What the task requires ▸ Output the records exactly as they appear, with no pictures included.
——————————
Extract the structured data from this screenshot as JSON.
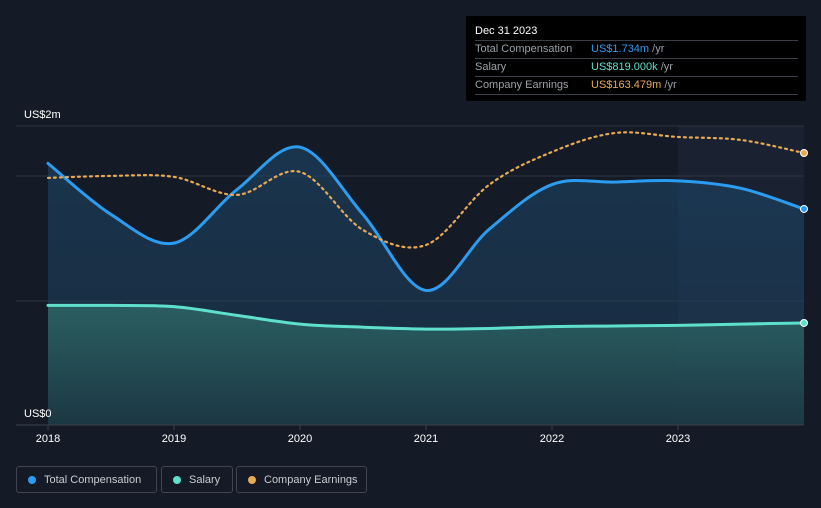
{
  "tooltip": {
    "date": "Dec 31 2023",
    "rows": [
      {
        "label": "Total Compensation",
        "value": "US$1.734m",
        "unit": " /yr",
        "color": "#2b9cf0"
      },
      {
        "label": "Salary",
        "value": "US$819.000k",
        "unit": " /yr",
        "color": "#5fe0cc"
      },
      {
        "label": "Company Earnings",
        "value": "US$163.479m",
        "unit": " /yr",
        "color": "#e8a955"
      }
    ]
  },
  "legend": [
    {
      "label": "Total Compensation",
      "color": "#2b9cf0"
    },
    {
      "label": "Salary",
      "color": "#5fe0cc"
    },
    {
      "label": "Company Earnings",
      "color": "#e8a955"
    }
  ],
  "chart_data": {
    "type": "area",
    "x": [
      2018,
      2018.5,
      2019,
      2019.5,
      2020,
      2020.5,
      2021,
      2021.5,
      2022,
      2022.5,
      2023,
      2023.5,
      2024
    ],
    "xticks": [
      "2018",
      "2019",
      "2020",
      "2021",
      "2022",
      "2023"
    ],
    "ylabels": {
      "top": "US$2m",
      "bottom": "US$0"
    },
    "ylim": [
      0,
      2.4
    ],
    "earnings_ylim": [
      0,
      179.7
    ],
    "highlight_from": 2023,
    "series": [
      {
        "name": "Total Compensation",
        "unit": "US$m",
        "color": "#2b9cf0",
        "values": [
          2.1,
          1.69,
          1.46,
          1.89,
          2.23,
          1.69,
          1.08,
          1.57,
          1.93,
          1.95,
          1.96,
          1.9,
          1.734
        ]
      },
      {
        "name": "Salary",
        "unit": "US$m",
        "color": "#5fe0cc",
        "values": [
          0.96,
          0.96,
          0.95,
          0.88,
          0.81,
          0.785,
          0.77,
          0.775,
          0.79,
          0.795,
          0.8,
          0.81,
          0.819
        ]
      },
      {
        "name": "Company Earnings",
        "unit": "US$m",
        "color": "#e8a955",
        "axis": "secondary",
        "values": [
          148.5,
          149.7,
          149.1,
          138.3,
          152.1,
          117.2,
          108.2,
          144.3,
          164.1,
          175.5,
          173.1,
          171.3,
          163.479
        ]
      }
    ]
  }
}
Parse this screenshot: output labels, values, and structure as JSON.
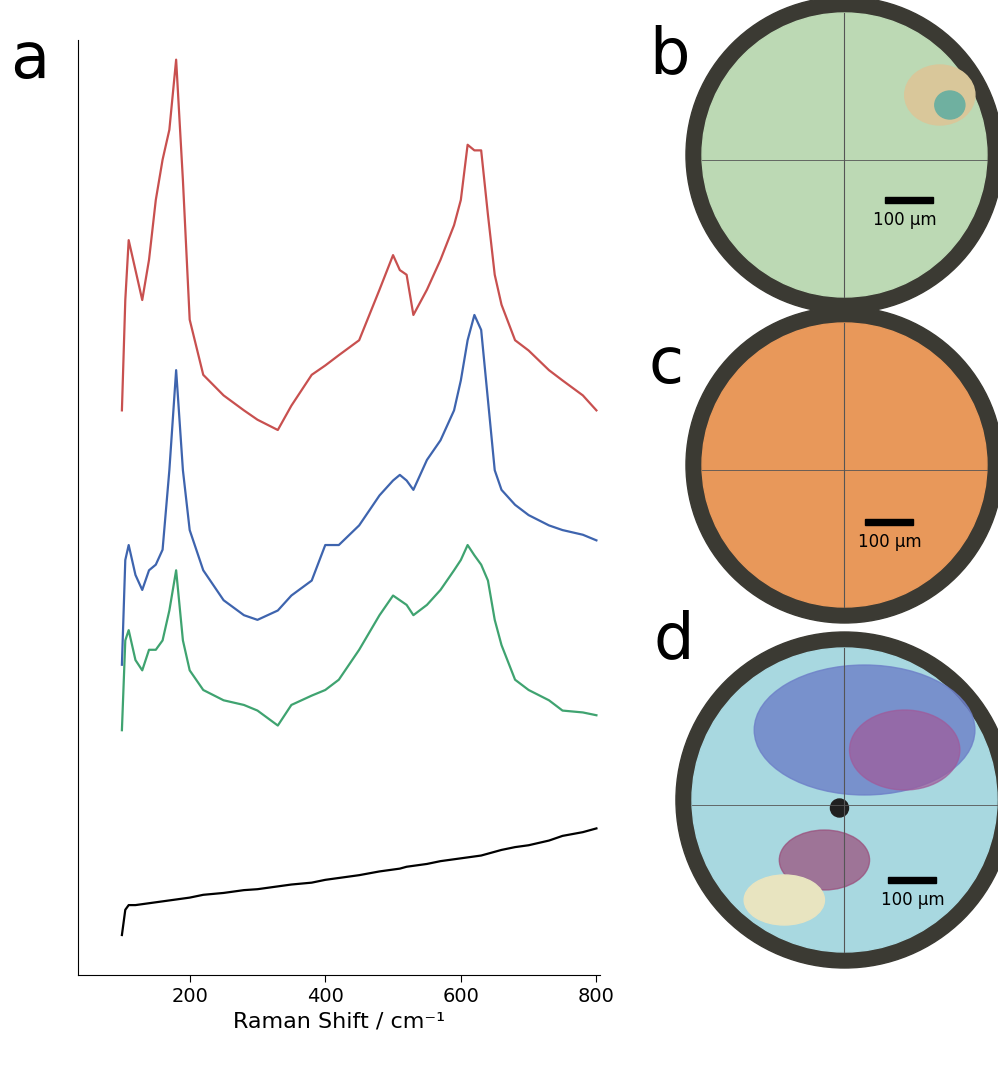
{
  "chart_data": {
    "type": "line",
    "panel_label": "a",
    "xlabel": "Raman Shift / cm⁻¹",
    "x": [
      100,
      105,
      110,
      120,
      130,
      140,
      150,
      160,
      170,
      180,
      190,
      200,
      220,
      250,
      280,
      300,
      330,
      350,
      380,
      400,
      420,
      450,
      480,
      500,
      510,
      520,
      530,
      550,
      570,
      590,
      600,
      610,
      620,
      630,
      640,
      650,
      660,
      680,
      700,
      730,
      750,
      780,
      800
    ],
    "series": [
      {
        "color": "#c8504f",
        "values": [
          60.4,
          72.2,
          78.6,
          75.4,
          72.2,
          76.5,
          82.9,
          87.2,
          90.4,
          97.9,
          85.0,
          70.1,
          64.2,
          62.0,
          60.4,
          59.4,
          58.3,
          60.9,
          64.2,
          65.2,
          66.3,
          67.9,
          73.3,
          77.0,
          75.4,
          74.9,
          70.6,
          73.3,
          76.5,
          80.2,
          82.9,
          88.8,
          88.2,
          88.2,
          81.3,
          74.9,
          71.7,
          67.9,
          66.8,
          64.7,
          63.6,
          62.0,
          60.4
        ]
      },
      {
        "color": "#3e64ae",
        "values": [
          33.2,
          44.4,
          46.0,
          42.8,
          41.2,
          43.3,
          43.9,
          45.5,
          54.0,
          64.7,
          54.0,
          47.6,
          43.3,
          40.1,
          38.5,
          38.0,
          39.0,
          40.6,
          42.2,
          46.0,
          46.0,
          48.1,
          51.3,
          52.9,
          53.5,
          52.9,
          51.9,
          55.1,
          57.2,
          60.4,
          63.6,
          67.9,
          70.6,
          69.0,
          61.5,
          54.0,
          51.9,
          50.3,
          49.2,
          48.1,
          47.6,
          47.1,
          46.5
        ]
      },
      {
        "color": "#3fa370",
        "values": [
          26.2,
          35.8,
          36.9,
          33.7,
          32.6,
          34.8,
          34.8,
          35.8,
          39.0,
          43.3,
          35.8,
          32.6,
          30.5,
          29.4,
          28.9,
          28.3,
          26.7,
          28.9,
          29.9,
          30.5,
          31.6,
          34.8,
          38.5,
          40.6,
          40.1,
          39.6,
          38.5,
          39.6,
          41.2,
          43.3,
          44.4,
          46.0,
          44.9,
          43.9,
          42.2,
          38.0,
          35.3,
          31.6,
          30.5,
          29.4,
          28.3,
          28.1,
          27.8
        ]
      },
      {
        "color": "#000000",
        "values": [
          4.3,
          7.0,
          7.5,
          7.5,
          7.6,
          7.7,
          7.8,
          7.9,
          8.0,
          8.1,
          8.2,
          8.3,
          8.6,
          8.8,
          9.1,
          9.2,
          9.5,
          9.7,
          9.9,
          10.2,
          10.4,
          10.7,
          11.1,
          11.3,
          11.4,
          11.6,
          11.7,
          11.9,
          12.2,
          12.4,
          12.5,
          12.6,
          12.7,
          12.8,
          13.0,
          13.2,
          13.4,
          13.7,
          13.9,
          14.4,
          14.9,
          15.3,
          15.7
        ]
      }
    ],
    "xlim": [
      35,
      805
    ],
    "ylim": [
      0,
      100
    ],
    "xticks": [
      200,
      400,
      600,
      800
    ],
    "tick_labels": "x"
  },
  "images": [
    {
      "label": "b",
      "scale_bar": "100 µm"
    },
    {
      "label": "c",
      "scale_bar": "100 µm"
    },
    {
      "label": "d",
      "scale_bar": "100 µm"
    }
  ]
}
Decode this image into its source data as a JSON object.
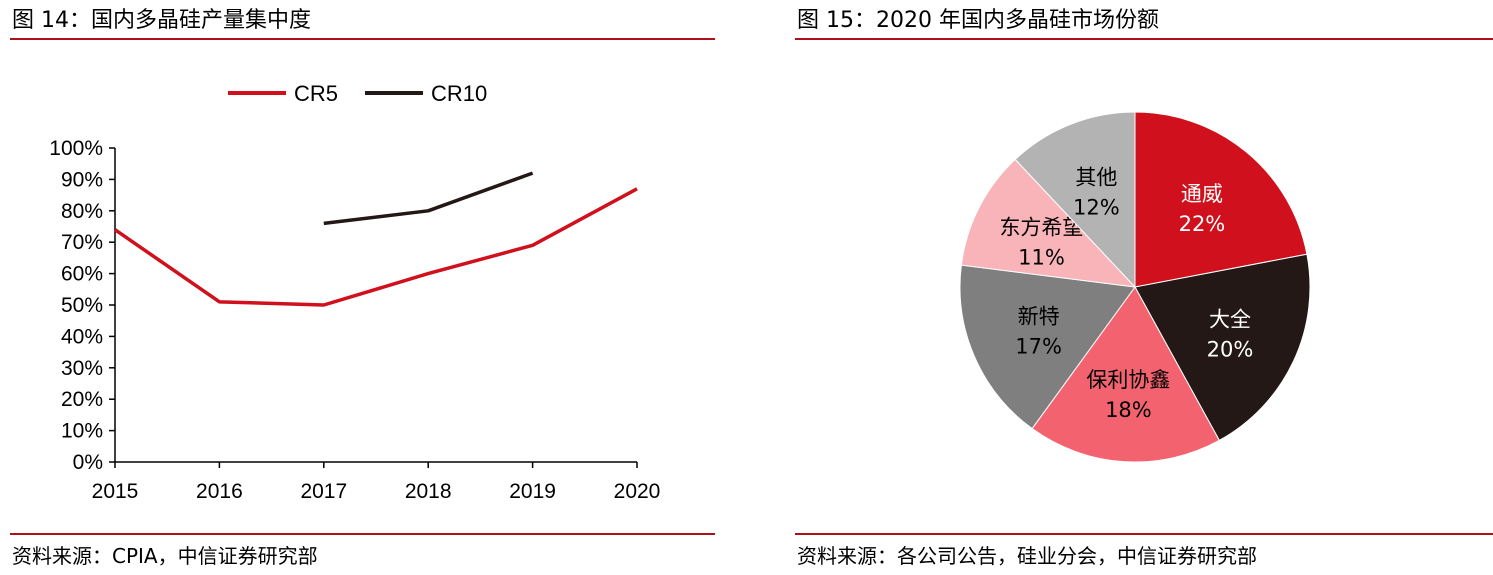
{
  "left": {
    "title": "图 14：国内多晶硅产量集中度",
    "source": "资料来源：CPIA，中信证券研究部"
  },
  "right": {
    "title": "图 15：2020 年国内多晶硅市场份额",
    "source": "资料来源：各公司公告，硅业分会，中信证券研究部"
  },
  "colors": {
    "rule": "#b0101a",
    "cr5": "#d0101c",
    "cr10": "#231815"
  },
  "chart_data": [
    {
      "type": "line",
      "title": "国内多晶硅产量集中度",
      "x": [
        "2015",
        "2016",
        "2017",
        "2018",
        "2019",
        "2020"
      ],
      "y_ticks": [
        "0%",
        "10%",
        "20%",
        "30%",
        "40%",
        "50%",
        "60%",
        "70%",
        "80%",
        "90%",
        "100%"
      ],
      "ylim": [
        0,
        100
      ],
      "legend_position": "top",
      "series": [
        {
          "name": "CR5",
          "color": "#d0101c",
          "values": [
            74,
            51,
            50,
            60,
            69,
            87
          ]
        },
        {
          "name": "CR10",
          "color": "#231815",
          "values": [
            null,
            null,
            76,
            80,
            92,
            null
          ]
        }
      ]
    },
    {
      "type": "pie",
      "title": "2020 年国内多晶硅市场份额",
      "slices": [
        {
          "name": "通威",
          "value": 22,
          "label": "22%",
          "color": "#d0101c",
          "text_color": "#ffffff"
        },
        {
          "name": "大全",
          "value": 20,
          "label": "20%",
          "color": "#231815",
          "text_color": "#ffffff"
        },
        {
          "name": "保利协鑫",
          "value": 18,
          "label": "18%",
          "color": "#f2636f",
          "text_color": "#000000"
        },
        {
          "name": "新特",
          "value": 17,
          "label": "17%",
          "color": "#7f7f7f",
          "text_color": "#000000"
        },
        {
          "name": "东方希望",
          "value": 11,
          "label": "11%",
          "color": "#f8b4b8",
          "text_color": "#000000"
        },
        {
          "name": "其他",
          "value": 12,
          "label": "12%",
          "color": "#b3b3b3",
          "text_color": "#000000"
        }
      ]
    }
  ]
}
——————————
Exercise response ▸
Extract the structured data from this screenshot as JSON.
{
  "tooltip": {
    "date": "Dec 31 2023",
    "rows": [
      {
        "label": "Total Compensation",
        "value": "US$1.734m",
        "unit": " /yr",
        "color": "#2b9cf0"
      },
      {
        "label": "Salary",
        "value": "US$819.000k",
        "unit": " /yr",
        "color": "#5fe0cc"
      },
      {
        "label": "Company Earnings",
        "value": "US$163.479m",
        "unit": " /yr",
        "color": "#e8a955"
      }
    ]
  },
  "legend": [
    {
      "label": "Total Compensation",
      "color": "#2b9cf0"
    },
    {
      "label": "Salary",
      "color": "#5fe0cc"
    },
    {
      "label": "Company Earnings",
      "color": "#e8a955"
    }
  ],
  "chart_data": {
    "type": "area",
    "x": [
      2018,
      2018.5,
      2019,
      2019.5,
      2020,
      2020.5,
      2021,
      2021.5,
      2022,
      2022.5,
      2023,
      2023.5,
      2024
    ],
    "xticks": [
      "2018",
      "2019",
      "2020",
      "2021",
      "2022",
      "2023"
    ],
    "ylabels": {
      "top": "US$2m",
      "bottom": "US$0"
    },
    "ylim": [
      0,
      2.4
    ],
    "earnings_ylim": [
      0,
      179.7
    ],
    "highlight_from": 2023,
    "series": [
      {
        "name": "Total Compensation",
        "unit": "US$m",
        "color": "#2b9cf0",
        "values": [
          2.1,
          1.69,
          1.46,
          1.89,
          2.23,
          1.69,
          1.08,
          1.57,
          1.93,
          1.95,
          1.96,
          1.9,
          1.734
        ]
      },
      {
        "name": "Salary",
        "unit": "US$m",
        "color": "#5fe0cc",
        "values": [
          0.96,
          0.96,
          0.95,
          0.88,
          0.81,
          0.785,
          0.77,
          0.775,
          0.79,
          0.795,
          0.8,
          0.81,
          0.819
        ]
      },
      {
        "name": "Company Earnings",
        "unit": "US$m",
        "color": "#e8a955",
        "axis": "secondary",
        "values": [
          148.5,
          149.7,
          149.1,
          138.3,
          152.1,
          117.2,
          108.2,
          144.3,
          164.1,
          175.5,
          173.1,
          171.3,
          163.479
        ]
      }
    ]
  }
}
Parse this screenshot: output labels, values, and structure as JSON.
{
  "chart_data": {
    "type": "line",
    "panel_label": "a",
    "xlabel": "Raman Shift / cm⁻¹",
    "x": [
      100,
      105,
      110,
      120,
      130,
      140,
      150,
      160,
      170,
      180,
      190,
      200,
      220,
      250,
      280,
      300,
      330,
      350,
      380,
      400,
      420,
      450,
      480,
      500,
      510,
      520,
      530,
      550,
      570,
      590,
      600,
      610,
      620,
      630,
      640,
      650,
      660,
      680,
      700,
      730,
      750,
      780,
      800
    ],
    "series": [
      {
        "color": "#c8504f",
        "values": [
          60.4,
          72.2,
          78.6,
          75.4,
          72.2,
          76.5,
          82.9,
          87.2,
          90.4,
          97.9,
          85.0,
          70.1,
          64.2,
          62.0,
          60.4,
          59.4,
          58.3,
          60.9,
          64.2,
          65.2,
          66.3,
          67.9,
          73.3,
          77.0,
          75.4,
          74.9,
          70.6,
          73.3,
          76.5,
          80.2,
          82.9,
          88.8,
          88.2,
          88.2,
          81.3,
          74.9,
          71.7,
          67.9,
          66.8,
          64.7,
          63.6,
          62.0,
          60.4
        ]
      },
      {
        "color": "#3e64ae",
        "values": [
          33.2,
          44.4,
          46.0,
          42.8,
          41.2,
          43.3,
          43.9,
          45.5,
          54.0,
          64.7,
          54.0,
          47.6,
          43.3,
          40.1,
          38.5,
          38.0,
          39.0,
          40.6,
          42.2,
          46.0,
          46.0,
          48.1,
          51.3,
          52.9,
          53.5,
          52.9,
          51.9,
          55.1,
          57.2,
          60.4,
          63.6,
          67.9,
          70.6,
          69.0,
          61.5,
          54.0,
          51.9,
          50.3,
          49.2,
          48.1,
          47.6,
          47.1,
          46.5
        ]
      },
      {
        "color": "#3fa370",
        "values": [
          26.2,
          35.8,
          36.9,
          33.7,
          32.6,
          34.8,
          34.8,
          35.8,
          39.0,
          43.3,
          35.8,
          32.6,
          30.5,
          29.4,
          28.9,
          28.3,
          26.7,
          28.9,
          29.9,
          30.5,
          31.6,
          34.8,
          38.5,
          40.6,
          40.1,
          39.6,
          38.5,
          39.6,
          41.2,
          43.3,
          44.4,
          46.0,
          44.9,
          43.9,
          42.2,
          38.0,
          35.3,
          31.6,
          30.5,
          29.4,
          28.3,
          28.1,
          27.8
        ]
      },
      {
        "color": "#000000",
        "values": [
          4.3,
          7.0,
          7.5,
          7.5,
          7.6,
          7.7,
          7.8,
          7.9,
          8.0,
          8.1,
          8.2,
          8.3,
          8.6,
          8.8,
          9.1,
          9.2,
          9.5,
          9.7,
          9.9,
          10.2,
          10.4,
          10.7,
          11.1,
          11.3,
          11.4,
          11.6,
          11.7,
          11.9,
          12.2,
          12.4,
          12.5,
          12.6,
          12.7,
          12.8,
          13.0,
          13.2,
          13.4,
          13.7,
          13.9,
          14.4,
          14.9,
          15.3,
          15.7
        ]
      }
    ],
    "xlim": [
      35,
      805
    ],
    "ylim": [
      0,
      100
    ],
    "xticks": [
      200,
      400,
      600,
      800
    ],
    "tick_labels": "x"
  },
  "images": [
    {
      "label": "b",
      "scale_bar": "100 µm"
    },
    {
      "label": "c",
      "scale_bar": "100 µm"
    },
    {
      "label": "d",
      "scale_bar": "100 µm"
    }
  ]
}
Decode this image into its source data as a JSON object.
{
  "left": {
    "title": "图 14：国内多晶硅产量集中度",
    "source": "资料来源：CPIA，中信证券研究部"
  },
  "right": {
    "title": "图 15：2020 年国内多晶硅市场份额",
    "source": "资料来源：各公司公告，硅业分会，中信证券研究部"
  },
  "colors": {
    "rule": "#b0101a",
    "cr5": "#d0101c",
    "cr10": "#231815"
  },
  "chart_data": [
    {
      "type": "line",
      "title": "国内多晶硅产量集中度",
      "x": [
        "2015",
        "2016",
        "2017",
        "2018",
        "2019",
        "2020"
      ],
      "y_ticks": [
        "0%",
        "10%",
        "20%",
        "30%",
        "40%",
        "50%",
        "60%",
        "70%",
        "80%",
        "90%",
        "100%"
      ],
      "ylim": [
        0,
        100
      ],
      "legend_position": "top",
      "series": [
        {
          "name": "CR5",
          "color": "#d0101c",
          "values": [
            74,
            51,
            50,
            60,
            69,
            87
          ]
        },
        {
          "name": "CR10",
          "color": "#231815",
          "values": [
            null,
            null,
            76,
            80,
            92,
            null
          ]
        }
      ]
    },
    {
      "type": "pie",
      "title": "2020 年国内多晶硅市场份额",
      "slices": [
        {
          "name": "通威",
          "value": 22,
          "label": "22%",
          "color": "#d0101c",
          "text_color": "#ffffff"
        },
        {
          "name": "大全",
          "value": 20,
          "label": "20%",
          "color": "#231815",
          "text_color": "#ffffff"
        },
        {
          "name": "保利协鑫",
          "value": 18,
          "label": "18%",
          "color": "#f2636f",
          "text_color": "#000000"
        },
        {
          "name": "新特",
          "value": 17,
          "label": "17%",
          "color": "#7f7f7f",
          "text_color": "#000000"
        },
        {
          "name": "东方希望",
          "value": 11,
          "label": "11%",
          "color": "#f8b4b8",
          "text_color": "#000000"
        },
        {
          "name": "其他",
          "value": 12,
          "label": "12%",
          "color": "#b3b3b3",
          "text_color": "#000000"
        }
      ]
    }
  ]
}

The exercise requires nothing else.